Retype every entry word for word.

━━━━━━━━━━

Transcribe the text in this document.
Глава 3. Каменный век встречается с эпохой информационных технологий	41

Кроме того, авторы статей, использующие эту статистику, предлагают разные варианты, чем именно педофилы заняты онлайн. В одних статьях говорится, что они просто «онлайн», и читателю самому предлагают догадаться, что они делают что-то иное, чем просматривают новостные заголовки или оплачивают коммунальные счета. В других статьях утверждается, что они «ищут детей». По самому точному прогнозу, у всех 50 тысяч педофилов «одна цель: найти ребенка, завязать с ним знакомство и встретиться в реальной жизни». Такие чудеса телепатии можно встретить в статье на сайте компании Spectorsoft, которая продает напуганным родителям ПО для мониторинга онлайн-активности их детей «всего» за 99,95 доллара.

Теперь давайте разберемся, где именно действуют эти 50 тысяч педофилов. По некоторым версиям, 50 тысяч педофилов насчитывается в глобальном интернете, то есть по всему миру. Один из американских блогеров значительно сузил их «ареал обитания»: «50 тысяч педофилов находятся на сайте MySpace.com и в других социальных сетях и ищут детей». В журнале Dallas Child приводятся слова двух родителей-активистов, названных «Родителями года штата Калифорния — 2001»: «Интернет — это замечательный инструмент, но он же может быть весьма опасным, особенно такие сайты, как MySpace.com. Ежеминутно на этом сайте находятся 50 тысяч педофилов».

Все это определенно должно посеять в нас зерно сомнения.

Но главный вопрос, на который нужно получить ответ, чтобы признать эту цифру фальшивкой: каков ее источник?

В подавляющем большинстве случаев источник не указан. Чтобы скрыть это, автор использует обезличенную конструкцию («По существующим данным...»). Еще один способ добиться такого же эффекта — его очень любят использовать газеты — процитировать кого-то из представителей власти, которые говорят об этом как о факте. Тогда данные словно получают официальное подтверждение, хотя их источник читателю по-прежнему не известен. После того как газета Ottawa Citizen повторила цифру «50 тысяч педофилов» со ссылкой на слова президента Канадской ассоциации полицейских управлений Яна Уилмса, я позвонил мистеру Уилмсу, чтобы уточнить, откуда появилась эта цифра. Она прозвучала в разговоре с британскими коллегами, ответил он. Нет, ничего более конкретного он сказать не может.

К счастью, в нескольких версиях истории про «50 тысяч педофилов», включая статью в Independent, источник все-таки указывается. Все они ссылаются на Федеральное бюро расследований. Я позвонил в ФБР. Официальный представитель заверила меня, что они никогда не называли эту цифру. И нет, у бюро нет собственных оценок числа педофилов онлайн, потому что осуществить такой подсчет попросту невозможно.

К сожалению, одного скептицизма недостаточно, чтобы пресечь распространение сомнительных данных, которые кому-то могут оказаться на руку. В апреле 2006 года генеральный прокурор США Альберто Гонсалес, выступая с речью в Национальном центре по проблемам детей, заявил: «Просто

━━━━━━━━━━

**Finished answer**
Transcribe the text in this document.
Глава 3. Каменный век встречается с эпохой информационных технологий	41

Кроме того, авторы статей, использующие эту статистику, предлагают разные варианты, чем именно педофилы заняты онлайн. В одних статьях говорится, что они просто «онлайн», и читателю самому предлагают догадаться, что они делают что-то иное, чем просматривают новостные заголовки или оплачивают коммунальные счета. В других статьях утверждается, что они «ищут детей». По самому точному прогнозу, у всех 50 тысяч педофилов «одна цель: найти ребенка, завязать с ним знакомство и встретиться в реальной жизни». Такие чудеса телепатии можно встретить в статье на сайте компании Spectorsoft, которая продает напуганным родителям ПО для мониторинга онлайн-активности их детей «всего» за 99,95 доллара.

Теперь давайте разберемся, где именно действуют эти 50 тысяч педофилов. По некоторым версиям, 50 тысяч педофилов насчитывается в глобальном интернете, то есть по всему миру. Один из американских блогеров значительно сузил их «ареал обитания»: «50 тысяч педофилов находятся на сайте MySpace.com и в других социальных сетях и ищут детей». В журнале Dallas Child приводятся слова двух родителей-активистов, названных «Родителями года штата Калифорния — 2001»: «Интернет — это замечательный инструмент, но он же может быть весьма опасным, особенно такие сайты, как MySpace.com. Ежеминутно на этом сайте находятся 50 тысяч педофилов».

Все это определенно должно посеять в нас зерно сомнения.

Но главный вопрос, на который нужно получить ответ, чтобы признать эту цифру фальшивкой: каков ее источник?

В подавляющем большинстве случаев источник не указан. Чтобы скрыть это, автор использует обезличенную конструкцию («По существующим данным...»). Еще один способ добиться такого же эффекта — его очень любят использовать газеты — процитировать кого-то из представителей власти, которые говорят об этом как о факте. Тогда данные словно получают официальное подтверждение, хотя их источник читателю по-прежнему не известен. После того как газета Ottawa Citizen повторила цифру «50 тысяч педофилов» со ссылкой на слова президента Канадской ассоциации полицейских управлений Яна Уилмса, я позвонил мистеру Уилмсу, чтобы уточнить, откуда появилась эта цифра. Она прозвучала в разговоре с британскими коллегами, ответил он. Нет, ничего более конкретного он сказать не может.

К счастью, в нескольких версиях истории про «50 тысяч педофилов», включая статью в Independent, источник все-таки указывается. Все они ссылаются на Федеральное бюро расследований. Я позвонил в ФБР. Официальный представитель заверила меня, что они никогда не называли эту цифру. И нет, у бюро нет собственных оценок числа педофилов онлайн, потому что осуществить такой подсчет попросту невозможно.

К сожалению, одного скептицизма недостаточно, чтобы пресечь распространение сомнительных данных, которые кому-то могут оказаться на руку. В апреле 2006 года генеральный прокурор США Альберто Гонсалес, выступая с речью в Национальном центре по проблемам детей, заявил: «Просто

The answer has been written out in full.